WHAT THE TASK ASKS: Count every line that has "Series" in it and give the total, nothing more.
━━━━━ RECORDS FOR THIS EXERCISE
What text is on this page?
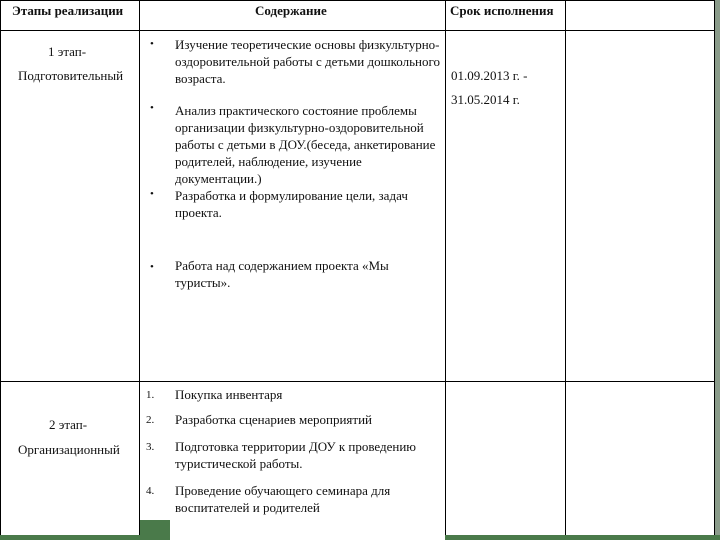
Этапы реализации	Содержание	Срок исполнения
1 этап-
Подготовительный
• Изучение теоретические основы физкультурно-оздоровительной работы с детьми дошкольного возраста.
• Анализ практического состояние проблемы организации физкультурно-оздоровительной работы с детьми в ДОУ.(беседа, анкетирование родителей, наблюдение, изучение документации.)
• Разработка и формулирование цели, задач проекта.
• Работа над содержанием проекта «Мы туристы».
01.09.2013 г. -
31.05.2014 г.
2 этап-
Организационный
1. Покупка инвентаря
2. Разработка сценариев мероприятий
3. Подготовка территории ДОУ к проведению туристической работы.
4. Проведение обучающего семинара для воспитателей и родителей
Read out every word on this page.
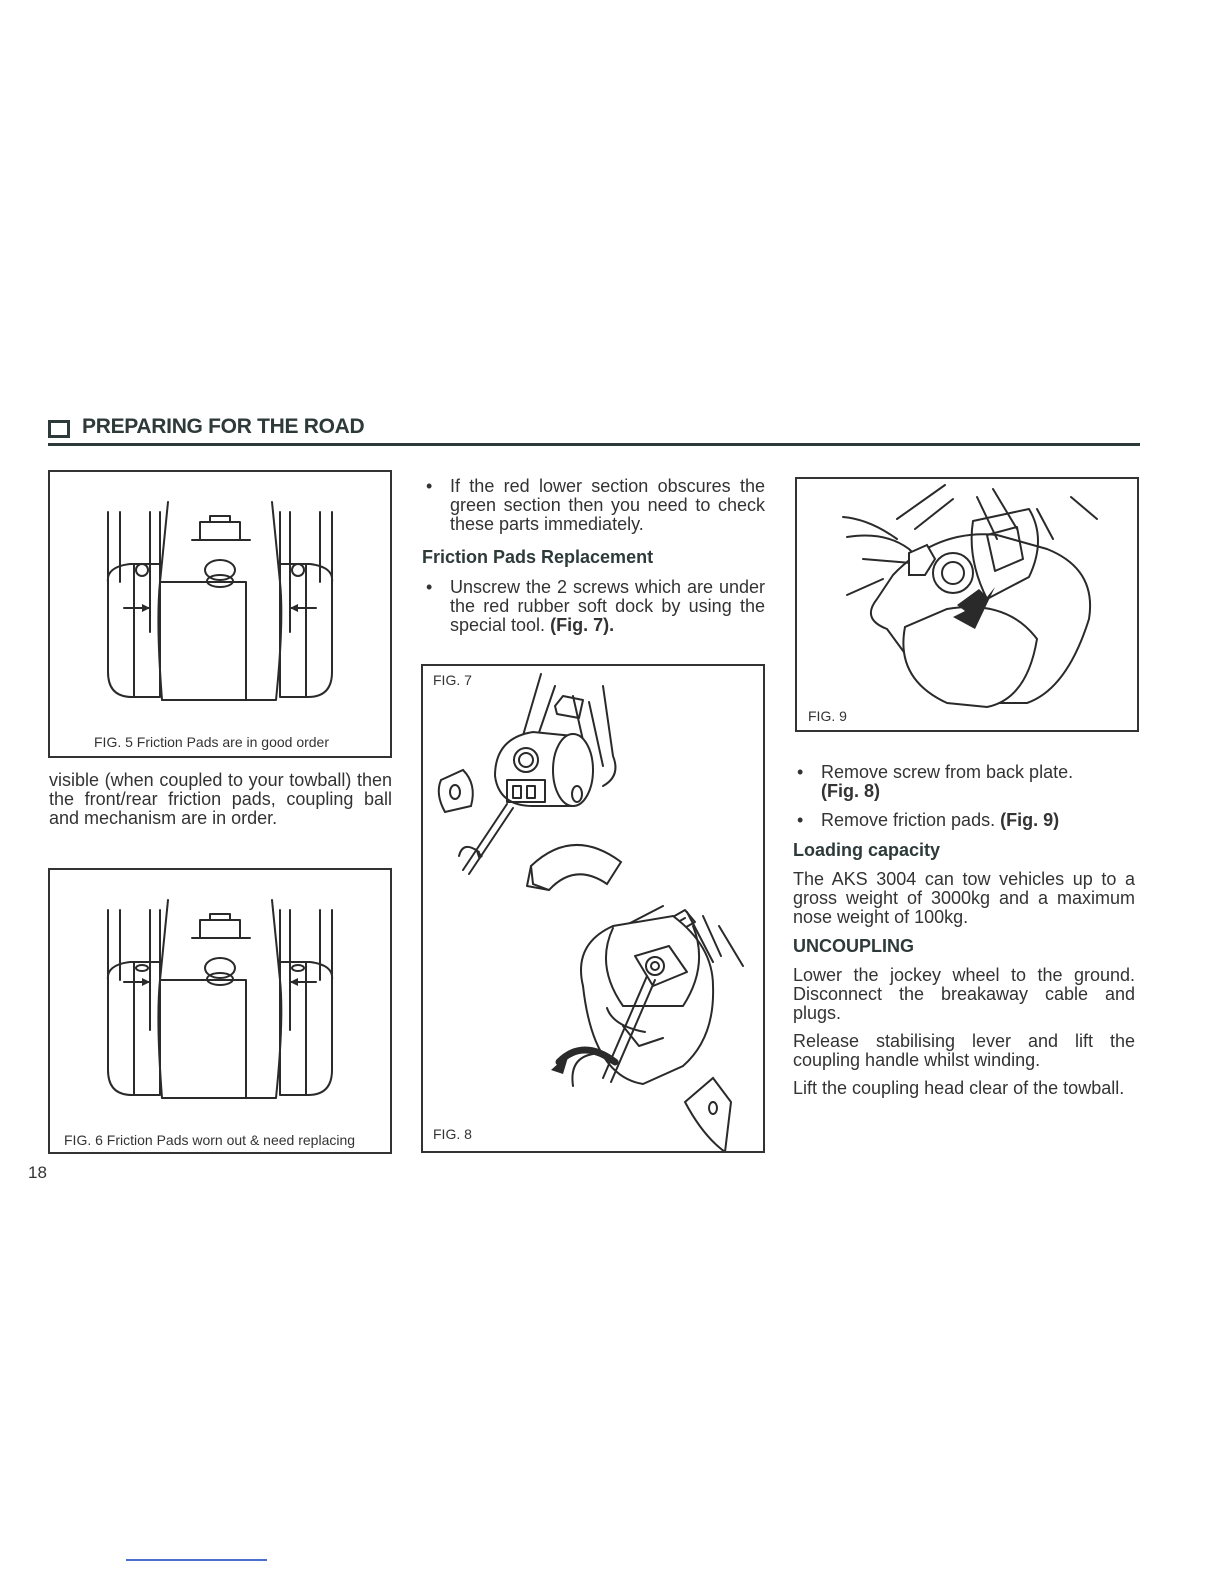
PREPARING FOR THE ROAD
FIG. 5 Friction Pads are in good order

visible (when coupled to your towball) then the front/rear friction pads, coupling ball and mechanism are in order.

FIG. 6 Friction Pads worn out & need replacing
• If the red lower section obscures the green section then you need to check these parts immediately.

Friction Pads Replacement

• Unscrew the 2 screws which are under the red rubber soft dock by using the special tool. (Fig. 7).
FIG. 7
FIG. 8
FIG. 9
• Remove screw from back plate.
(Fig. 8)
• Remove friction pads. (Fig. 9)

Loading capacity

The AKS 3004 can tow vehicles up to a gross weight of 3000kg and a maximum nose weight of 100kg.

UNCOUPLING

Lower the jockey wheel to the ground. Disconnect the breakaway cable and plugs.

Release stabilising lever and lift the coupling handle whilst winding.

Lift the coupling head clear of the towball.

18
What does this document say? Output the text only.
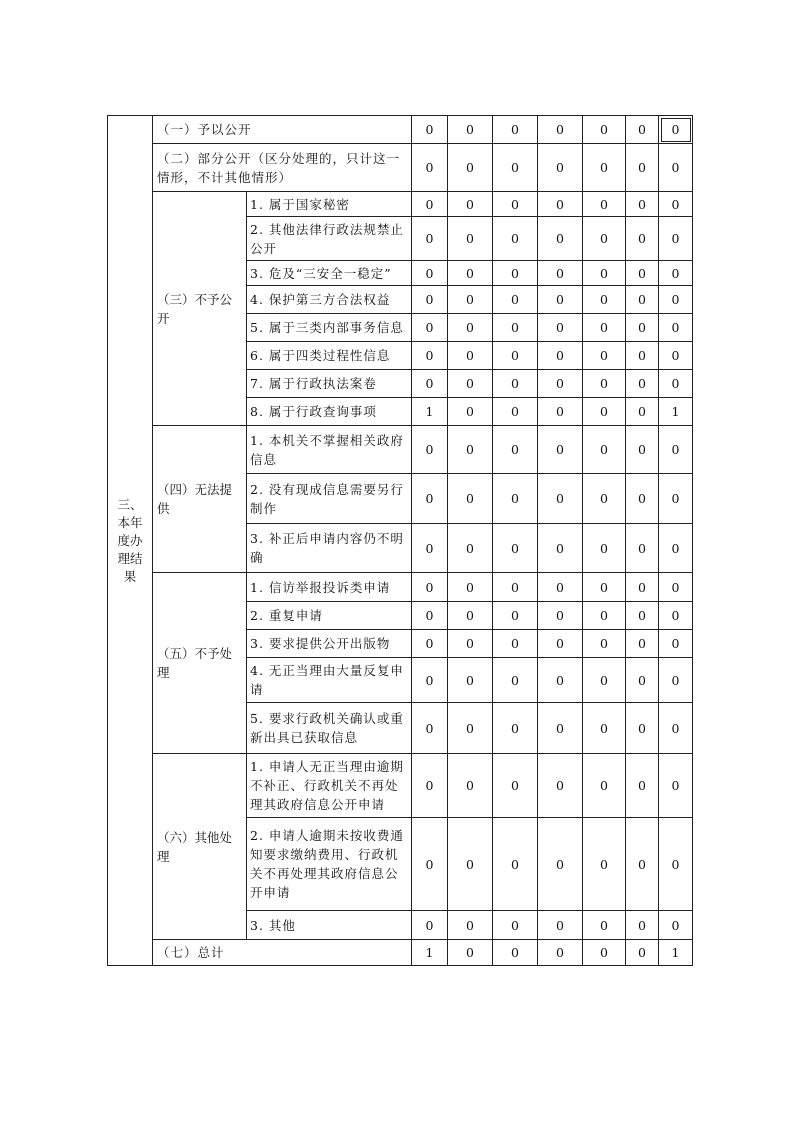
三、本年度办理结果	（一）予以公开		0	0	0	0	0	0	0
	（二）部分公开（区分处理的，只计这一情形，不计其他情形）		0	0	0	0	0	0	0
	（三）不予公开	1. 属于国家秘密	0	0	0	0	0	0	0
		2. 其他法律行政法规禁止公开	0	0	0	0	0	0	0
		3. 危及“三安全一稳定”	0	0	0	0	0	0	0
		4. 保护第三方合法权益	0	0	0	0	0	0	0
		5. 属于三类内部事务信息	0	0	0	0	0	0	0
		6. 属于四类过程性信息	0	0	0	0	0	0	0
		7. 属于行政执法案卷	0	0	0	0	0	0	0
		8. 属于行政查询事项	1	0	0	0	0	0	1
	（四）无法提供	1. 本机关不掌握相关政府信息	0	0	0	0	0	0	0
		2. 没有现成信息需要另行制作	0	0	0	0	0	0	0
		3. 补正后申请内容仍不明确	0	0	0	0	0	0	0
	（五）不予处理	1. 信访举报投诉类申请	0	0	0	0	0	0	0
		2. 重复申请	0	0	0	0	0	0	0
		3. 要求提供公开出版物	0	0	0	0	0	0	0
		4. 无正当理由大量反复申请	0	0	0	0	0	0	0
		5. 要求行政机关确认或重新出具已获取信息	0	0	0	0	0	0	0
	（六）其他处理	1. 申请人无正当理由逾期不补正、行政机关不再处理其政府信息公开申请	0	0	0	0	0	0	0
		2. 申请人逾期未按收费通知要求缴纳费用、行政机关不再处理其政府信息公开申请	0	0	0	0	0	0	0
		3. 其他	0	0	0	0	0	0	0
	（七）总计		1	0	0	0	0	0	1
━━━━━━━━━━
━━━━━ RECORDS FOR THIS EXERCISE
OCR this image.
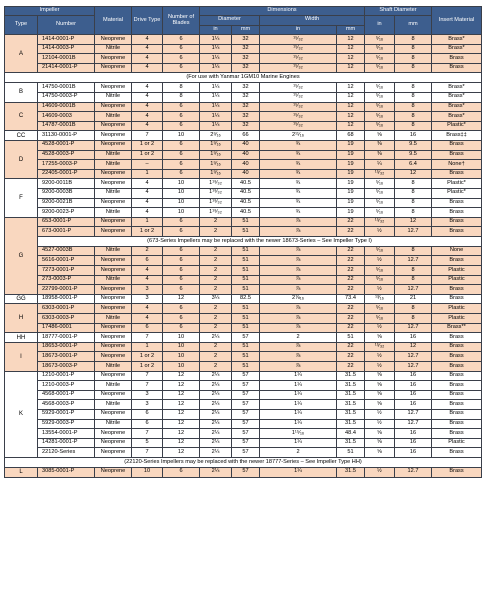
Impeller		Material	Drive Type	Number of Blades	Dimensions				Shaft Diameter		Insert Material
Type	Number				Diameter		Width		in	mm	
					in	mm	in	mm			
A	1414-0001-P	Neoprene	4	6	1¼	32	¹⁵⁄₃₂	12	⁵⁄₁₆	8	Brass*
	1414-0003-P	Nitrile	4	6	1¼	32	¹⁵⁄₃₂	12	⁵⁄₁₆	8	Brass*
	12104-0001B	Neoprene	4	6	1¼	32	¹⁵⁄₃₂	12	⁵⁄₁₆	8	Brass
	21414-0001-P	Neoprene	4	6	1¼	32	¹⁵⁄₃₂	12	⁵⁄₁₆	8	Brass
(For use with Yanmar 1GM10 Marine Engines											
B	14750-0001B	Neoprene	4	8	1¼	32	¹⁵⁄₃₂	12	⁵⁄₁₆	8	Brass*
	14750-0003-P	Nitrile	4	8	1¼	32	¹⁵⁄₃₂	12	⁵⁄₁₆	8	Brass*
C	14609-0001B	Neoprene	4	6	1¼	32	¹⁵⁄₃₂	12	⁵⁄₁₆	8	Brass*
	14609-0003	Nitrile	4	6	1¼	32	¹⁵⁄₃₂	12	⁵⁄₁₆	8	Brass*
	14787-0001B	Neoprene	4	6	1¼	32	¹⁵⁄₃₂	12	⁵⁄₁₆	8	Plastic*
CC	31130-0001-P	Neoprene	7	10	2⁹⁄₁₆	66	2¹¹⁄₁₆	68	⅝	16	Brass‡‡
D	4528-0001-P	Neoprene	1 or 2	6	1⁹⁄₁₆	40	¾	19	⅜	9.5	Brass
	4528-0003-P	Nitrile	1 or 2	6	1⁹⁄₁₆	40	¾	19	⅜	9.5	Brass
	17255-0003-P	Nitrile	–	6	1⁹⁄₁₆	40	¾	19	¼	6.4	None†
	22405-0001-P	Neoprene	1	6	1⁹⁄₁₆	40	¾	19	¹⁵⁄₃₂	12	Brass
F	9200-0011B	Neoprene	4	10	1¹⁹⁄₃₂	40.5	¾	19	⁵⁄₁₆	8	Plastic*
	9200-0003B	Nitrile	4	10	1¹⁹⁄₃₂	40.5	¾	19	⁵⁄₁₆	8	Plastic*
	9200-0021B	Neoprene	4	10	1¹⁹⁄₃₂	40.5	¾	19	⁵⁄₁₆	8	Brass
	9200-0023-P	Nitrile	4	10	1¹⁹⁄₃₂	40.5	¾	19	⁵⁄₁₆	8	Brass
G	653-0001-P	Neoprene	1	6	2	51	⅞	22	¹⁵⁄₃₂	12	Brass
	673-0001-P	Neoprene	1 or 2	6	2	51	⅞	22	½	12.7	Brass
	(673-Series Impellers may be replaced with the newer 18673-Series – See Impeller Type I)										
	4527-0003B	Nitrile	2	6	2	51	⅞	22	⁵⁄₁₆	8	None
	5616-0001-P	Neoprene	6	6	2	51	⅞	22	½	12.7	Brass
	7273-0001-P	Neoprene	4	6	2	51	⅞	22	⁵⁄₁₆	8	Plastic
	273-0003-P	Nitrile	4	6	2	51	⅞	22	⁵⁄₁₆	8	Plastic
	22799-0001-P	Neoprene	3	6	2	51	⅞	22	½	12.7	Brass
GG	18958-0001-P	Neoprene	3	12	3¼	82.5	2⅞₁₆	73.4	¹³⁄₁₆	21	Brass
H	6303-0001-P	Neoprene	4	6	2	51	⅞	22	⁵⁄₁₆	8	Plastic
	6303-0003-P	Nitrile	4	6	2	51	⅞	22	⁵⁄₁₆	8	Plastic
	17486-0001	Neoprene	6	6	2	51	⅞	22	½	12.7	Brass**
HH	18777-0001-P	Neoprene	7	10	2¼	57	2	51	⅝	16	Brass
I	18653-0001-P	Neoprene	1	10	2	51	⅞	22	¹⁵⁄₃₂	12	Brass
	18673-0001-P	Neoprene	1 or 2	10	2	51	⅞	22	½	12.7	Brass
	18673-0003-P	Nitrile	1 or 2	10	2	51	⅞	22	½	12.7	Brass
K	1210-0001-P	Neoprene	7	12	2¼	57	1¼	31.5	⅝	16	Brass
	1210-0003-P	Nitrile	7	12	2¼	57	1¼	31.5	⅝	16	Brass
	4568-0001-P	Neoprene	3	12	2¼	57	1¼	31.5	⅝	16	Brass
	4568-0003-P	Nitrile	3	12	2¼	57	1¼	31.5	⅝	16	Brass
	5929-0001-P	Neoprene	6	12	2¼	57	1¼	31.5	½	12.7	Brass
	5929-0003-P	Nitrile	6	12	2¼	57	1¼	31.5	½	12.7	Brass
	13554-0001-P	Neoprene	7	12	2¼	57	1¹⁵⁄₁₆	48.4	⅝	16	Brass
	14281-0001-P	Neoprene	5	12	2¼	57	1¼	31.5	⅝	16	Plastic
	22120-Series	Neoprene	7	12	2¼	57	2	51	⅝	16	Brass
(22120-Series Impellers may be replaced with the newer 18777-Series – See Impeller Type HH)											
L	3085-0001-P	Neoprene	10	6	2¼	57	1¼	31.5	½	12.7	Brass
━━━━━━━━━━
COMPLETE RESPONSE: 3